**WORK TO DO:** From the data that follows, copy every line holding the string "this".

━━━━

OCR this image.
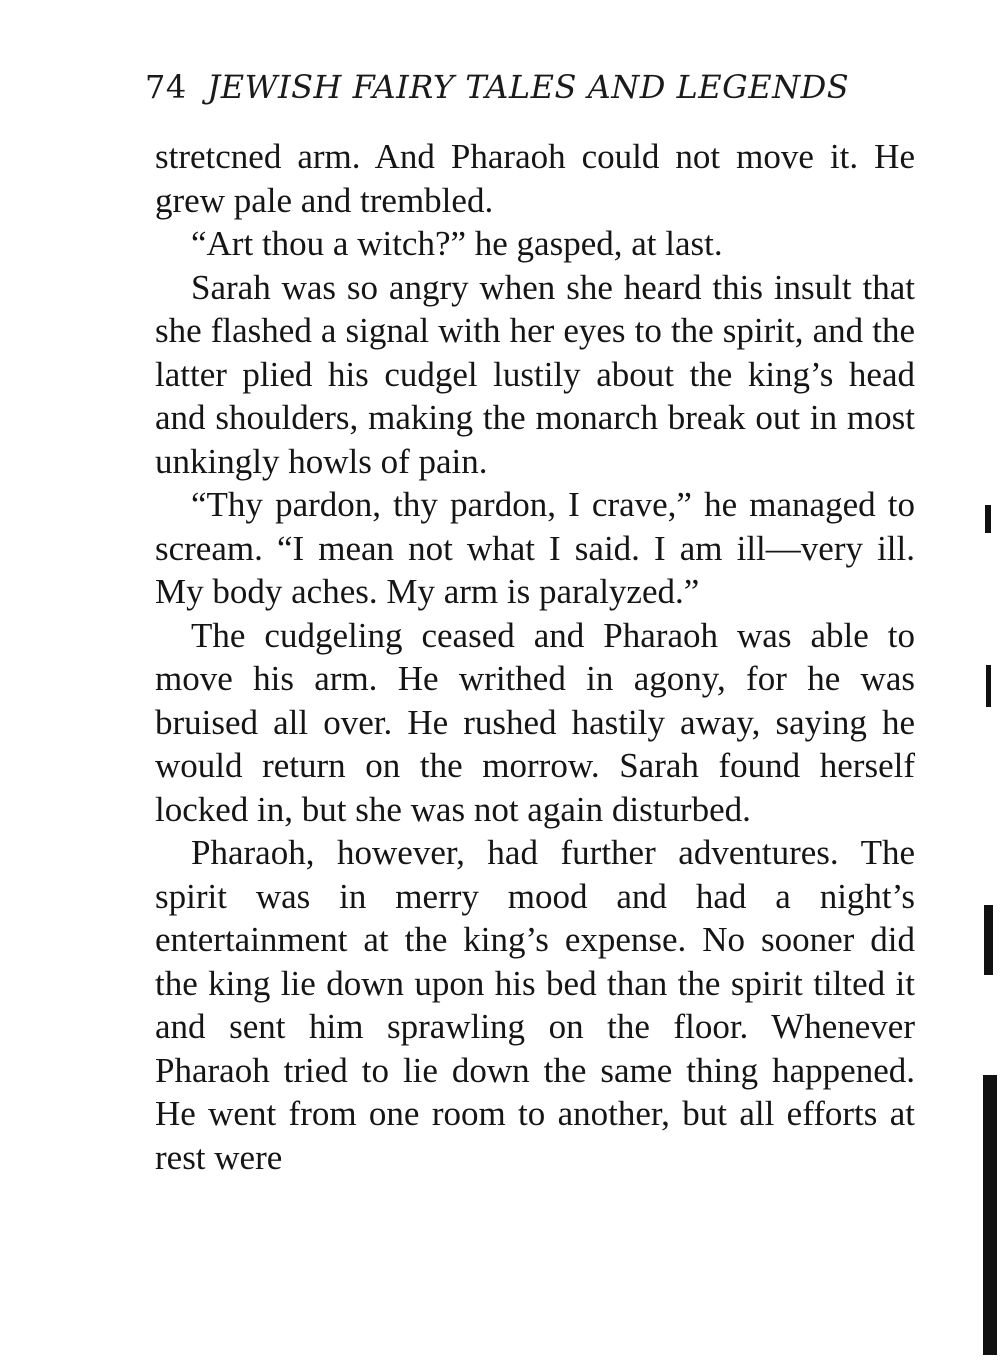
74 JEWISH FAIRY TALES AND LEGENDS

stretcned arm. And Pharaoh could not move it. He grew pale and trembled.

“Art thou a witch?” he gasped, at last.

Sarah was so angry when she heard this insult that she flashed a signal with her eyes to the spirit, and the latter plied his cudgel lustily about the king’s head and shoulders, making the monarch break out in most unkingly howls of pain.

“Thy pardon, thy pardon, I crave,” he managed to scream. “I mean not what I said. I am ill—very ill. My body aches. My arm is paralyzed.”

The cudgeling ceased and Pharaoh was able to move his arm. He writhed in agony, for he was bruised all over. He rushed hastily away, saying he would return on the morrow. Sarah found herself locked in, but she was not again disturbed.

Pharaoh, however, had further adventures. The spirit was in merry mood and had a night’s entertainment at the king’s expense. No sooner did the king lie down upon his bed than the spirit tilted it and sent him sprawling on the floor. Whenever Pharaoh tried to lie down the same thing happened. He went from one room to another, but all efforts at rest were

━━━━

**FINAL RESULT:**
OCR this image.
Sarah was so angry when she heard this insult that she flashed a signal with her eyes to the spirit, and the latter plied his cudgel lustily about the king’s head and shoulders, making the monarch break out in most unkingly howls of pain.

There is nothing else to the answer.